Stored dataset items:
— begin —

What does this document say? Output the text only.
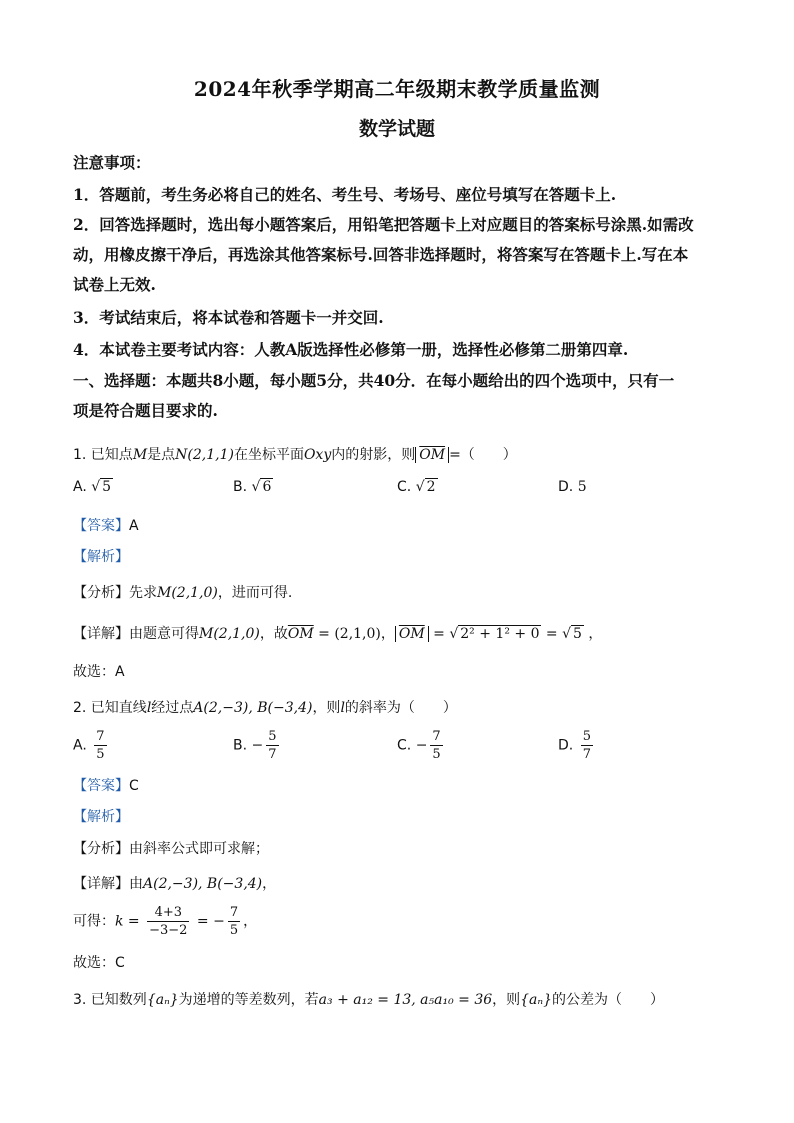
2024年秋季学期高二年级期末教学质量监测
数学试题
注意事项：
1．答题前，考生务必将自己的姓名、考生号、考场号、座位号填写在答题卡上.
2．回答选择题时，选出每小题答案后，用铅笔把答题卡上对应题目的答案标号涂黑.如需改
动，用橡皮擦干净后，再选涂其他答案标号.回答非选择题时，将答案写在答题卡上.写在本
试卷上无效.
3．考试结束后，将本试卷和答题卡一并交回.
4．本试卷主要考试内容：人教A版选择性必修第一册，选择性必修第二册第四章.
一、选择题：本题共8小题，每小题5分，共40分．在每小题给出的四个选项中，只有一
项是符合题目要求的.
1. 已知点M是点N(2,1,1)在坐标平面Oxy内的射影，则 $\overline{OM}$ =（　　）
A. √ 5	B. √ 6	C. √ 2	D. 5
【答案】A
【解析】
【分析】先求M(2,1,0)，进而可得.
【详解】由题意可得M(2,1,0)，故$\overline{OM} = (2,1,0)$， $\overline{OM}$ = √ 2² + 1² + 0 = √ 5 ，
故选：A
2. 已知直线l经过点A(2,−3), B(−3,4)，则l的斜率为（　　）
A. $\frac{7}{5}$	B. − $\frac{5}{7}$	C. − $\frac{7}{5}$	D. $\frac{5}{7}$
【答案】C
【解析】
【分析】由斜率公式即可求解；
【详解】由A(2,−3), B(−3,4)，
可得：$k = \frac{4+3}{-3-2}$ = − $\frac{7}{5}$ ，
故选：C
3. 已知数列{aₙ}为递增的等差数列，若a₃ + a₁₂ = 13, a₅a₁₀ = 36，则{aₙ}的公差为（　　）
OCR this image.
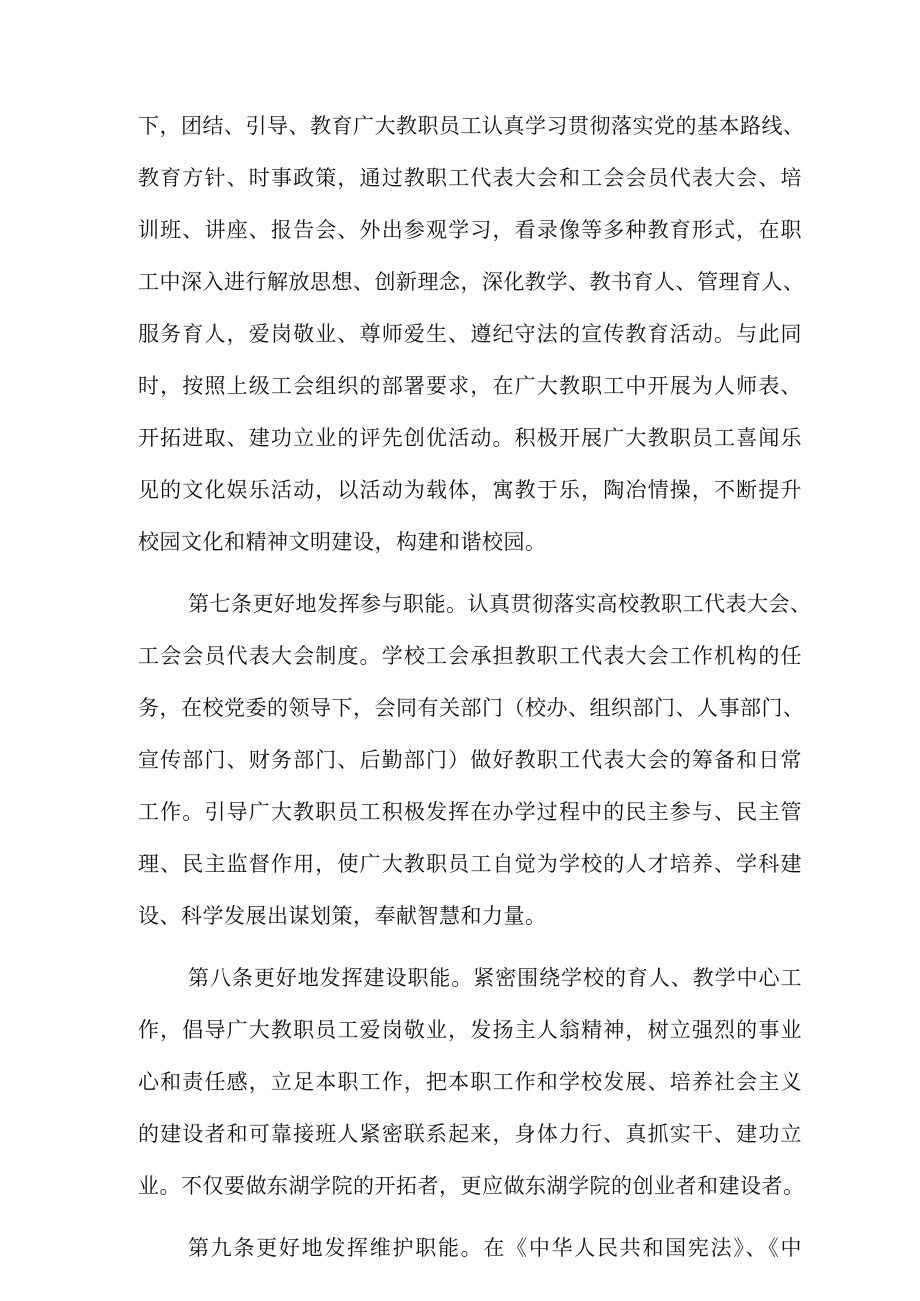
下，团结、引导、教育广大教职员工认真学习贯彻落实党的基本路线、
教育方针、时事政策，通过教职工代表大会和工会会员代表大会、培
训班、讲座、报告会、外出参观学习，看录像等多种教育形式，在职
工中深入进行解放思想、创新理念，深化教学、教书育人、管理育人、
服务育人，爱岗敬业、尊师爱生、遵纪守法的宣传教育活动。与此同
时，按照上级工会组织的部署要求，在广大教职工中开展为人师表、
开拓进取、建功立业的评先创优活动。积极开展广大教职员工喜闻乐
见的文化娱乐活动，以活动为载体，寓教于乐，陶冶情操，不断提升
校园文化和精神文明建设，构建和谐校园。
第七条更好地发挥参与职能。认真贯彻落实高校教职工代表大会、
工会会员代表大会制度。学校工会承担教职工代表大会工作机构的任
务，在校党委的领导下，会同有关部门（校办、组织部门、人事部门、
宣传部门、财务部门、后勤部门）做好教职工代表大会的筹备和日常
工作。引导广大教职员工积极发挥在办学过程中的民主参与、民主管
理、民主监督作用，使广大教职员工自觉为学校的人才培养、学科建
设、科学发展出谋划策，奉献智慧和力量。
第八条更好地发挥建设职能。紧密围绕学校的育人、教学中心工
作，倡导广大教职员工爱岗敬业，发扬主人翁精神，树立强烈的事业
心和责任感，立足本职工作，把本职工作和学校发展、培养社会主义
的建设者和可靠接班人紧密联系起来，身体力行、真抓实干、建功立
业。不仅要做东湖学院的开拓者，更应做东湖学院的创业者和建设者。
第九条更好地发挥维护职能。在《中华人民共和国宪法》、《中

— end —
— begin —

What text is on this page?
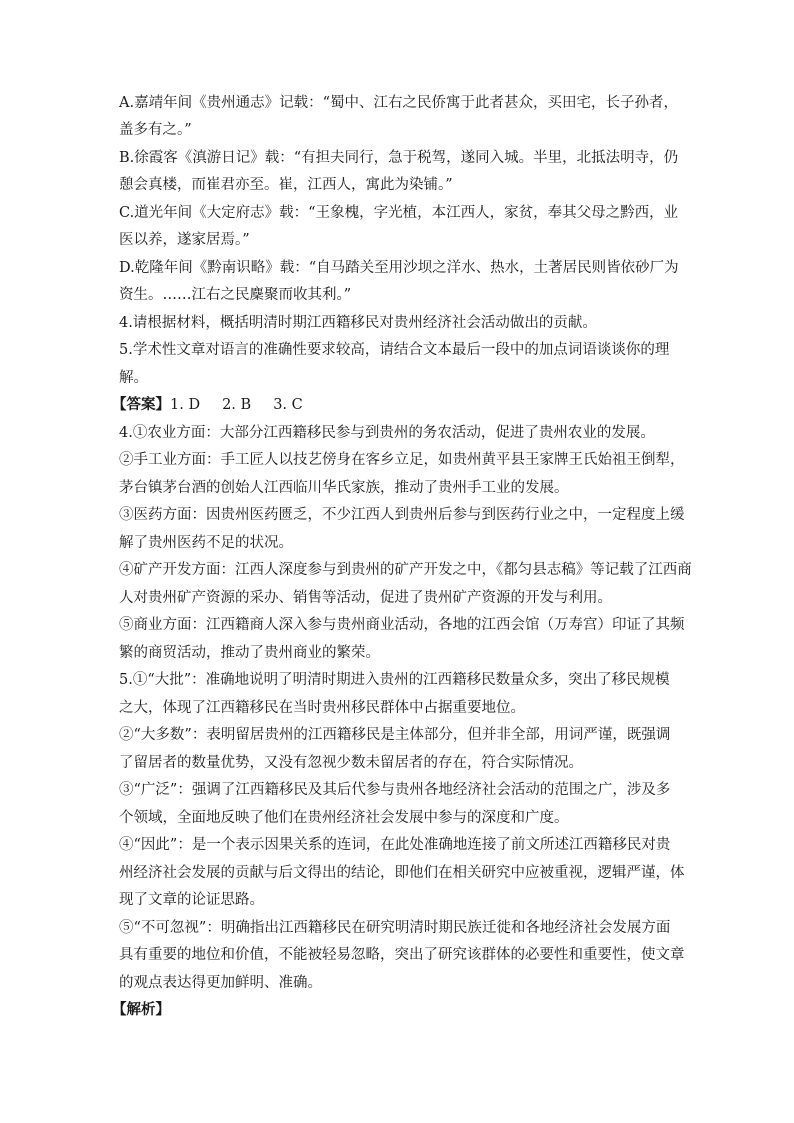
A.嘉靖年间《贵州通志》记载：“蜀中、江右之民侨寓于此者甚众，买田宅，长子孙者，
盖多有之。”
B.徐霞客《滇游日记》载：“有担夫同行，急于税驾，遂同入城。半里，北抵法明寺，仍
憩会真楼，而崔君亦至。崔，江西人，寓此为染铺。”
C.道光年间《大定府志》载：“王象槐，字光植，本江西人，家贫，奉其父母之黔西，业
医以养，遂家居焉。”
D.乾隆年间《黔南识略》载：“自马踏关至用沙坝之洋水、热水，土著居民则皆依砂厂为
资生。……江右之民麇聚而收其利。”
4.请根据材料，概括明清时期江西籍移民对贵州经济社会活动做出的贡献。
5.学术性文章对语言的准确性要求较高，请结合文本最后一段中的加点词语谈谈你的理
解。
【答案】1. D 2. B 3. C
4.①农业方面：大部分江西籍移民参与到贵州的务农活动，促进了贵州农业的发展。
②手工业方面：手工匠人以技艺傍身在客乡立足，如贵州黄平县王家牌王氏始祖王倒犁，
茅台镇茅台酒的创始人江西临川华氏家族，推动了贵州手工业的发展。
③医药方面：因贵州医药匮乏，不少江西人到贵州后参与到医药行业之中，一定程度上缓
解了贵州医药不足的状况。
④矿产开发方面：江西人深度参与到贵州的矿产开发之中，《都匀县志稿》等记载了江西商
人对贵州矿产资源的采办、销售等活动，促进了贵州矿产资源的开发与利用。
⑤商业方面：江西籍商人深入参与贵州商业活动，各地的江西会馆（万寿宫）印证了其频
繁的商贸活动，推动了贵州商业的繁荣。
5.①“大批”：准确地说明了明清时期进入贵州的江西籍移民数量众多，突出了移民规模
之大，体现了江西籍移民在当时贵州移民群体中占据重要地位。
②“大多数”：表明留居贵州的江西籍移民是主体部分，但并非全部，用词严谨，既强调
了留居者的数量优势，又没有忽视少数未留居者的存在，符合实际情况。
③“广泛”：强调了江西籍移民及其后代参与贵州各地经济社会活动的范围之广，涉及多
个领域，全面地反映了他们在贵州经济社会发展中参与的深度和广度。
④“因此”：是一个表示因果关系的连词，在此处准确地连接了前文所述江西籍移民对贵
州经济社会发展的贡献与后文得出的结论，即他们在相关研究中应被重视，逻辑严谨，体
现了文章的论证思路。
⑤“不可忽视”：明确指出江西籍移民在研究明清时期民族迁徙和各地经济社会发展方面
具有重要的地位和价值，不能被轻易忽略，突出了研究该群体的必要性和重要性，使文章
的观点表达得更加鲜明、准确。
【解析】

— end —
— begin —

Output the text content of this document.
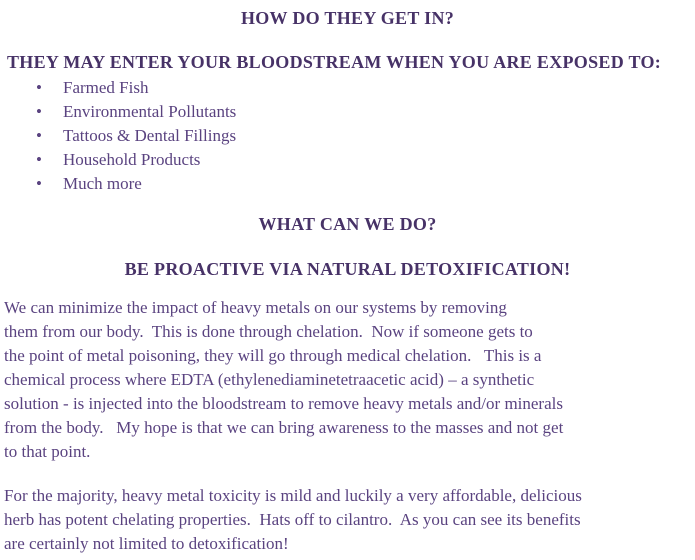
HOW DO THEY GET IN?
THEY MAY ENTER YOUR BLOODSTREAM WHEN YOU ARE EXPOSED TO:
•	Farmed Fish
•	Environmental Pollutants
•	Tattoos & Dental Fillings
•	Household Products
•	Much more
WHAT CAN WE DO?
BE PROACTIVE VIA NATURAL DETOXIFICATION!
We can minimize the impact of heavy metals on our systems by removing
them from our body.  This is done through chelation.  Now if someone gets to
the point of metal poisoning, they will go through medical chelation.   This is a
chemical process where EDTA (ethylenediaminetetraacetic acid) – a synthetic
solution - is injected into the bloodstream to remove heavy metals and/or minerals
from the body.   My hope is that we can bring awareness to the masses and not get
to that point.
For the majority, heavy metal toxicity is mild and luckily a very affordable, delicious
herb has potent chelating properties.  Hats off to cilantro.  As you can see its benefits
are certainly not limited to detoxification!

— end —

Task prompt: Report each line in the data that holds the word "overline".

Answer below:
1. 已知点M是点N(2,1,1)在坐标平面Oxy内的射影，则 $\overline{OM}$ =（　　）
【详解】由题意可得M(2,1,0)，故$\overline{OM} = (2,1,0)$， $\overline{OM}$ = √ 2² + 1² + 0 = √ 5 ，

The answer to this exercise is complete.